▶ **Problem details**: Each line of the material below that holds the word "this" needs to be copied.

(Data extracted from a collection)
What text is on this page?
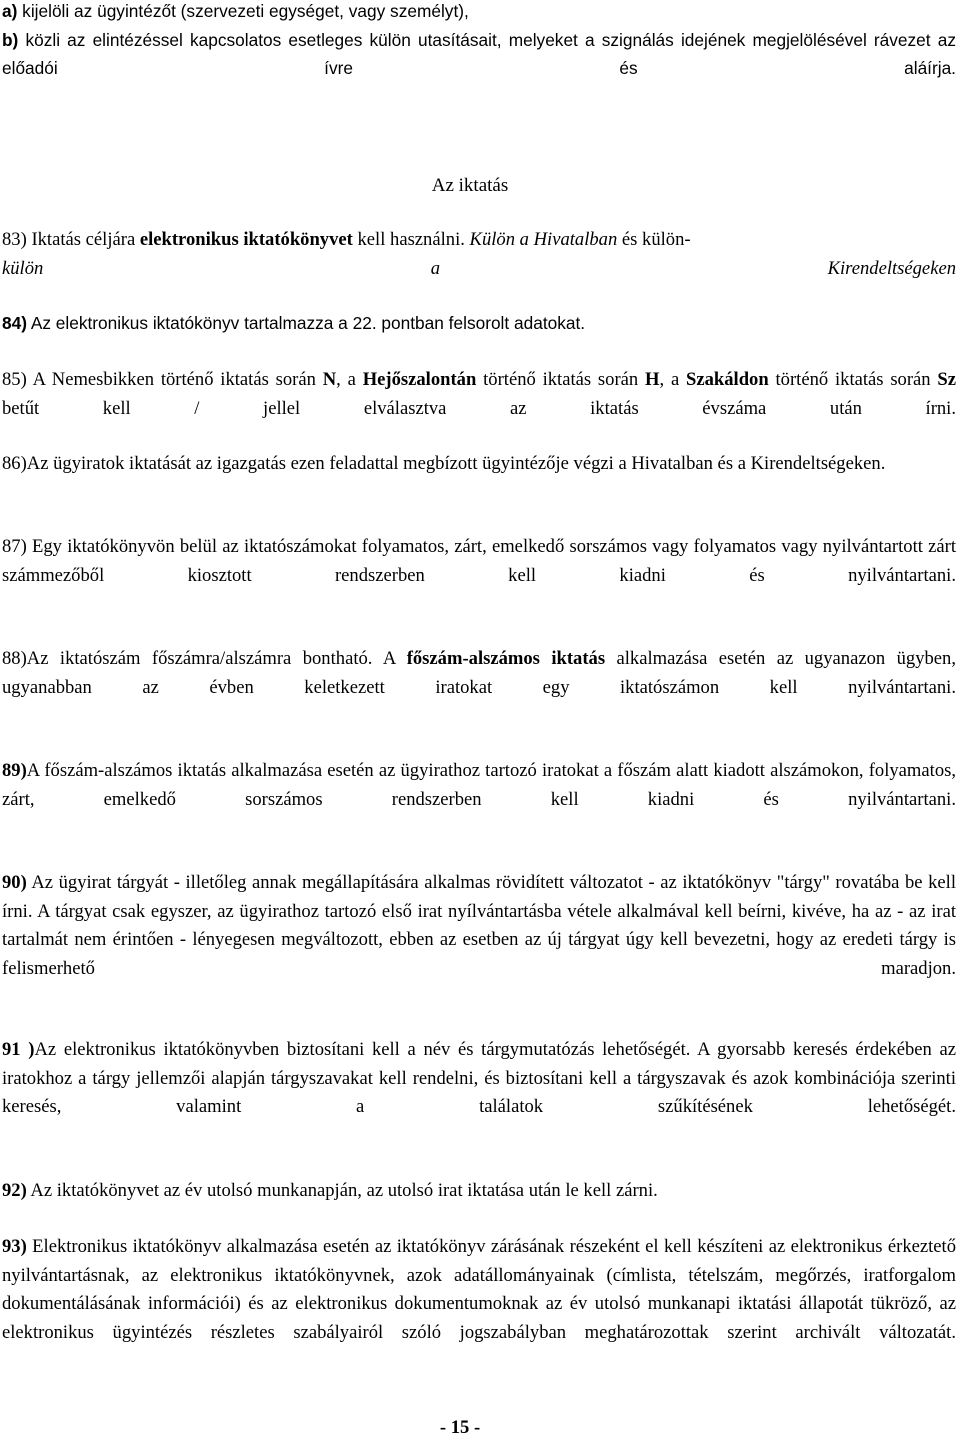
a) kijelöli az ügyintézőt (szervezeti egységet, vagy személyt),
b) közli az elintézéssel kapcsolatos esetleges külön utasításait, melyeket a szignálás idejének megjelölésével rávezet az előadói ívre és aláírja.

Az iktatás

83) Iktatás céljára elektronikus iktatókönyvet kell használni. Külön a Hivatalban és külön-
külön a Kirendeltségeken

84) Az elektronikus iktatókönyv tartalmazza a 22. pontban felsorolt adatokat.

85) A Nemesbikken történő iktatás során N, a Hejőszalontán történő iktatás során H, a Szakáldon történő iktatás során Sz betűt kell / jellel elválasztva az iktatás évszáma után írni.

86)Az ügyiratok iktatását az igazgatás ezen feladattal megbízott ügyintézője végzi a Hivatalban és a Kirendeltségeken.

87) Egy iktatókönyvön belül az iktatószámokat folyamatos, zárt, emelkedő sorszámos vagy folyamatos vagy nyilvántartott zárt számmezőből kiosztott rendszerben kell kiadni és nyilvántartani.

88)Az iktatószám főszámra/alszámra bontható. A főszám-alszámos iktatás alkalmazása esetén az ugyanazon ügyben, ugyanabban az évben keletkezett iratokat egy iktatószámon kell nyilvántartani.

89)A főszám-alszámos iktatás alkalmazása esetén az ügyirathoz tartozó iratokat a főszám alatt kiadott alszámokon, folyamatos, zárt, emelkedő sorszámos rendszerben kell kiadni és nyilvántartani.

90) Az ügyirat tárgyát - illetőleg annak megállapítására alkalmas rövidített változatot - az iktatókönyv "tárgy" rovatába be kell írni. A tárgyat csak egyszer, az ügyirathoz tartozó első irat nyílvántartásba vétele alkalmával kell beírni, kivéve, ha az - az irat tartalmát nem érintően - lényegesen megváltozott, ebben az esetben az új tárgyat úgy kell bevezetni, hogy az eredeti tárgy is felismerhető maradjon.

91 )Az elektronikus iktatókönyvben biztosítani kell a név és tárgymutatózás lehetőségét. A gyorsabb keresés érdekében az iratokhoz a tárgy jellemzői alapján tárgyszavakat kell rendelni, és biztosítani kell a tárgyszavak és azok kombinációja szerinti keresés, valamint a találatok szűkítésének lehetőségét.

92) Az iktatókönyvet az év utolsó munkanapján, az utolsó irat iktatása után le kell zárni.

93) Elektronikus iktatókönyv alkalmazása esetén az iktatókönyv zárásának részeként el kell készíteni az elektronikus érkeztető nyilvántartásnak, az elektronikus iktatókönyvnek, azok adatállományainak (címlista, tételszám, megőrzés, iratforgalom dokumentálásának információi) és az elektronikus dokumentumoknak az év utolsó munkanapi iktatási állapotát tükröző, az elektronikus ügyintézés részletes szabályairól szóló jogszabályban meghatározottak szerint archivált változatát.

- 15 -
* * *
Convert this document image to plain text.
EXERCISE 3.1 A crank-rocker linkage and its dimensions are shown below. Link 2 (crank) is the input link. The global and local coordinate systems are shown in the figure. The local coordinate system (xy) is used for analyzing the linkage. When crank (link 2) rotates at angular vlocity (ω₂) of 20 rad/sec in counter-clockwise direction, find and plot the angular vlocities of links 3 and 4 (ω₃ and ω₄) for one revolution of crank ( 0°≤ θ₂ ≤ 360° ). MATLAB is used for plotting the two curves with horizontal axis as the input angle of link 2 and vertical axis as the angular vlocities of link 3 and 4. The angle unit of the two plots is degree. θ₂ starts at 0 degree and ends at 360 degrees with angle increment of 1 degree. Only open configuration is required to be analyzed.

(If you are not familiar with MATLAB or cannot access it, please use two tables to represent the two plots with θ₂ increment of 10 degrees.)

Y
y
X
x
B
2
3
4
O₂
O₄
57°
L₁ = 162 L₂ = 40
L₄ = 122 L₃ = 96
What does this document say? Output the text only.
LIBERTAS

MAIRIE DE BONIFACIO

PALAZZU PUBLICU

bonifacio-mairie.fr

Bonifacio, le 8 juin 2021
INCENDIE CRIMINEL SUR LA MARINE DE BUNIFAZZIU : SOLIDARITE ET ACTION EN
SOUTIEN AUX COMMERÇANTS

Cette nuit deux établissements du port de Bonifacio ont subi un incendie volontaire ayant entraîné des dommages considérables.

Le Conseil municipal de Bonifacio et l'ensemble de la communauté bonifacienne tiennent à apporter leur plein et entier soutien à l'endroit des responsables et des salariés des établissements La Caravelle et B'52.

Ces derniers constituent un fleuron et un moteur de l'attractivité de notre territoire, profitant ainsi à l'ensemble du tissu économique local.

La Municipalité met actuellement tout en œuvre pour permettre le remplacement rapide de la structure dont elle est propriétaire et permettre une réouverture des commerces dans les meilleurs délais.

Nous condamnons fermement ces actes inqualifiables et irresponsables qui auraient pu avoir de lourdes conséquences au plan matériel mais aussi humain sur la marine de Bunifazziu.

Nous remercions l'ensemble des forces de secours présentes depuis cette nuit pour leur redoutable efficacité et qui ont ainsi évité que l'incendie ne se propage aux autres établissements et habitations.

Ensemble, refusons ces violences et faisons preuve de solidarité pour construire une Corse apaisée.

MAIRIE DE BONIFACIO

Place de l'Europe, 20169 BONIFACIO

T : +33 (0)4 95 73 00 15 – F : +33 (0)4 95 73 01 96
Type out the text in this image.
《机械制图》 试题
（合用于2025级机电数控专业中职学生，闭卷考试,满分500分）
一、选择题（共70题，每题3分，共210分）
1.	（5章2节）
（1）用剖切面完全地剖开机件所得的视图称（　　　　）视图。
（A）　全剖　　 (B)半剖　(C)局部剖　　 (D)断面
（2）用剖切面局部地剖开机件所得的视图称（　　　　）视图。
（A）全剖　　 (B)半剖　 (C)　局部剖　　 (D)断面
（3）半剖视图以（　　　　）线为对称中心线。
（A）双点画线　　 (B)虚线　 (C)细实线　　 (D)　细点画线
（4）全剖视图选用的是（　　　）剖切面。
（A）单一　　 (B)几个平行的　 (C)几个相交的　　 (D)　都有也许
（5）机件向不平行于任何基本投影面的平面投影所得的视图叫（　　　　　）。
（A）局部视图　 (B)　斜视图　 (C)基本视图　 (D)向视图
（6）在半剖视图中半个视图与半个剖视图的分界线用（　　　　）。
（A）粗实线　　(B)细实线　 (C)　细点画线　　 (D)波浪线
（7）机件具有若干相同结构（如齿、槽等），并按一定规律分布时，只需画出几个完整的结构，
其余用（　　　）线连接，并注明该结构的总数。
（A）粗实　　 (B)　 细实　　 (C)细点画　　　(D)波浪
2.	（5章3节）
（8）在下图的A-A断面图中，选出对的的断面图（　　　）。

▶ **Solved exercise**:
What text is on this page?
Convert this document image to plain text.
What does this document say? Output the text only.
Type out the text in this image.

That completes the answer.